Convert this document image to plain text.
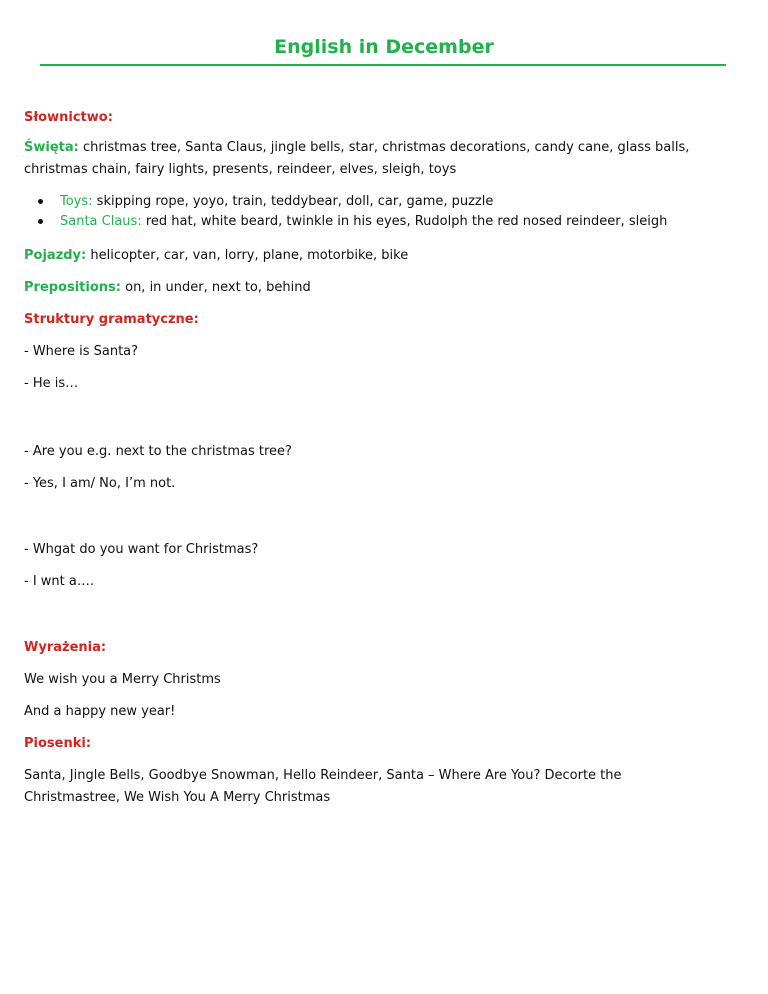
English in December
Słownictwo:
Święta: christmas tree, Santa Claus, jingle bells, star, christmas decorations, candy cane, glass balls,
christmas chain, fairy lights, presents, reindeer, elves, sleigh, toys
Toys: skipping rope, yoyo, train, teddybear, doll, car, game, puzzle
Santa Claus: red hat, white beard, twinkle in his eyes, Rudolph the red nosed reindeer, sleigh
Pojazdy: helicopter, car, van, lorry, plane, motorbike, bike
Prepositions: on, in under, next to, behind
Struktury gramatyczne:
- Where is Santa?
- He is…
- Are you e.g. next to the christmas tree?
- Yes, I am/ No, I’m not.
- Whgat do you want for Christmas?
- I wnt a….
Wyrażenia:
We wish you a Merry Christms
And a happy new year!
Piosenki:
Santa, Jingle Bells, Goodbye Snowman, Hello Reindeer, Santa – Where Are You? Decorte the
Christmastree, We Wish You A Merry Christmas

******

What is required:
Using the listing above, state the number of lines that hold "next", with no other text.

Response to this exercise:
2